= What is being asked =
Set down the material below word for word, excluding the pictures.

Stored entries:
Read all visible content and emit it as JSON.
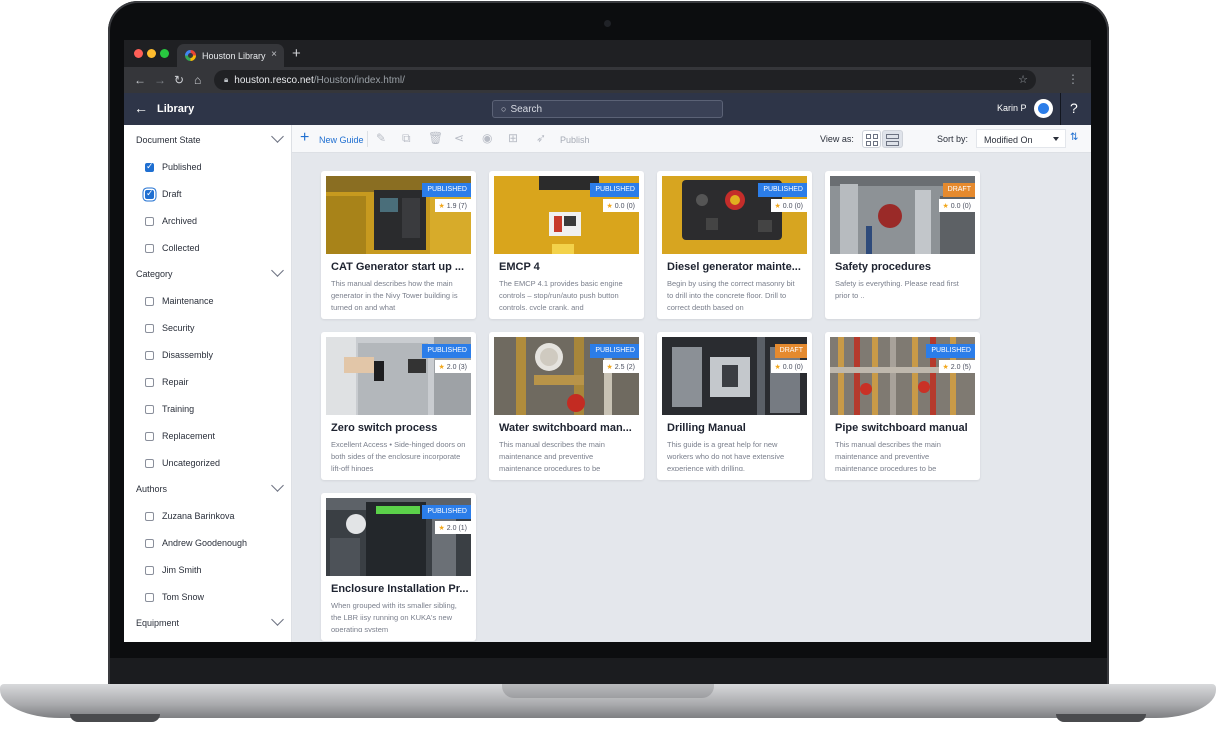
{
  "browser": {
    "tab_title": "Houston Library",
    "tab_close": "×",
    "new_tab": "+",
    "url_host": "houston.resco.net",
    "url_path": "/Houston/index.html/"
  },
  "header": {
    "back_label": "Library",
    "search_placeholder": "Search",
    "user_name": "Karin P",
    "help": "?"
  },
  "sidebar": {
    "document_state": {
      "title": "Document State",
      "options": [
        {
          "label": "Published",
          "checked": true
        },
        {
          "label": "Draft",
          "checked": true
        },
        {
          "label": "Archived",
          "checked": false
        },
        {
          "label": "Collected",
          "checked": false
        }
      ]
    },
    "category": {
      "title": "Category",
      "options": [
        "Maintenance",
        "Security",
        "Disassembly",
        "Repair",
        "Training",
        "Replacement",
        "Uncategorized"
      ]
    },
    "authors": {
      "title": "Authors",
      "options": [
        "Zuzana Barinkova",
        "Andrew Goodenough",
        "Jim Smith",
        "Tom Snow"
      ]
    },
    "equipment": {
      "title": "Equipment"
    }
  },
  "toolbar": {
    "new_guide": "New Guide",
    "publish": "Publish",
    "view_as": "View as:",
    "sort_by": "Sort by:",
    "sort_value": "Modified On"
  },
  "cards": [
    {
      "title": "CAT Generator start up ...",
      "status": "PUBLISHED",
      "rating": "1.9 (7)",
      "desc": "This manual describes how the main generator in the Nivy Tower building is turned on and what"
    },
    {
      "title": "EMCP 4",
      "status": "PUBLISHED",
      "rating": "0.0 (0)",
      "desc": "The EMCP 4.1 provides basic engine controls – stop/run/auto push button controls, cycle crank, and"
    },
    {
      "title": "Diesel generator mainte...",
      "status": "PUBLISHED",
      "rating": "0.0 (0)",
      "desc": "Begin by using the correct masonry bit to drill into the concrete floor. Drill to correct depth based on"
    },
    {
      "title": "Safety procedures",
      "status": "DRAFT",
      "rating": "0.0 (0)",
      "desc": "Safety is everything. Please read first prior to .."
    },
    {
      "title": "Zero switch process",
      "status": "PUBLISHED",
      "rating": "2.0 (3)",
      "desc": "Excellent Access • Side-hinged doors on both sides of the enclosure incorporate lift-off hinges"
    },
    {
      "title": "Water switchboard man...",
      "status": "PUBLISHED",
      "rating": "2.5 (2)",
      "desc": "This manual describes the main maintenance and preventive maintenance procedures to be"
    },
    {
      "title": "Drilling Manual",
      "status": "DRAFT",
      "rating": "0.0 (0)",
      "desc": "This guide is a great help for new workers who do not have extensive experience with drilling."
    },
    {
      "title": "Pipe switchboard manual",
      "status": "PUBLISHED",
      "rating": "2.0 (5)",
      "desc": "This manual describes the main maintenance and preventive maintenance procedures to be"
    },
    {
      "title": "Enclosure Installation Pr...",
      "status": "PUBLISHED",
      "rating": "2.0 (1)",
      "desc": "When grouped with its smaller sibling, the LBR iisy running on KUKA's new operating system"
    }
  ]
}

= Expected output =
Read all visible content and emit it as JSON.
{
  "browser": {
    "tab_title": "Houston Library",
    "tab_close": "×",
    "new_tab": "+",
    "url_host": "houston.resco.net",
    "url_path": "/Houston/index.html/"
  },
  "header": {
    "back_label": "Library",
    "search_placeholder": "Search",
    "user_name": "Karin P",
    "help": "?"
  },
  "sidebar": {
    "document_state": {
      "title": "Document State",
      "options": [
        {
          "label": "Published",
          "checked": true
        },
        {
          "label": "Draft",
          "checked": true
        },
        {
          "label": "Archived",
          "checked": false
        },
        {
          "label": "Collected",
          "checked": false
        }
      ]
    },
    "category": {
      "title": "Category",
      "options": [
        "Maintenance",
        "Security",
        "Disassembly",
        "Repair",
        "Training",
        "Replacement",
        "Uncategorized"
      ]
    },
    "authors": {
      "title": "Authors",
      "options": [
        "Zuzana Barinkova",
        "Andrew Goodenough",
        "Jim Smith",
        "Tom Snow"
      ]
    },
    "equipment": {
      "title": "Equipment"
    }
  },
  "toolbar": {
    "new_guide": "New Guide",
    "publish": "Publish",
    "view_as": "View as:",
    "sort_by": "Sort by:",
    "sort_value": "Modified On"
  },
  "cards": [
    {
      "title": "CAT Generator start up ...",
      "status": "PUBLISHED",
      "rating": "1.9 (7)",
      "desc": "This manual describes how the main generator in the Nivy Tower building is turned on and what"
    },
    {
      "title": "EMCP 4",
      "status": "PUBLISHED",
      "rating": "0.0 (0)",
      "desc": "The EMCP 4.1 provides basic engine controls – stop/run/auto push button controls, cycle crank, and"
    },
    {
      "title": "Diesel generator mainte...",
      "status": "PUBLISHED",
      "rating": "0.0 (0)",
      "desc": "Begin by using the correct masonry bit to drill into the concrete floor. Drill to correct depth based on"
    },
    {
      "title": "Safety procedures",
      "status": "DRAFT",
      "rating": "0.0 (0)",
      "desc": "Safety is everything. Please read first prior to .."
    },
    {
      "title": "Zero switch process",
      "status": "PUBLISHED",
      "rating": "2.0 (3)",
      "desc": "Excellent Access • Side-hinged doors on both sides of the enclosure incorporate lift-off hinges"
    },
    {
      "title": "Water switchboard man...",
      "status": "PUBLISHED",
      "rating": "2.5 (2)",
      "desc": "This manual describes the main maintenance and preventive maintenance procedures to be"
    },
    {
      "title": "Drilling Manual",
      "status": "DRAFT",
      "rating": "0.0 (0)",
      "desc": "This guide is a great help for new workers who do not have extensive experience with drilling."
    },
    {
      "title": "Pipe switchboard manual",
      "status": "PUBLISHED",
      "rating": "2.0 (5)",
      "desc": "This manual describes the main maintenance and preventive maintenance procedures to be"
    },
    {
      "title": "Enclosure Installation Pr...",
      "status": "PUBLISHED",
      "rating": "2.0 (1)",
      "desc": "When grouped with its smaller sibling, the LBR iisy running on KUKA's new operating system"
    }
  ]
}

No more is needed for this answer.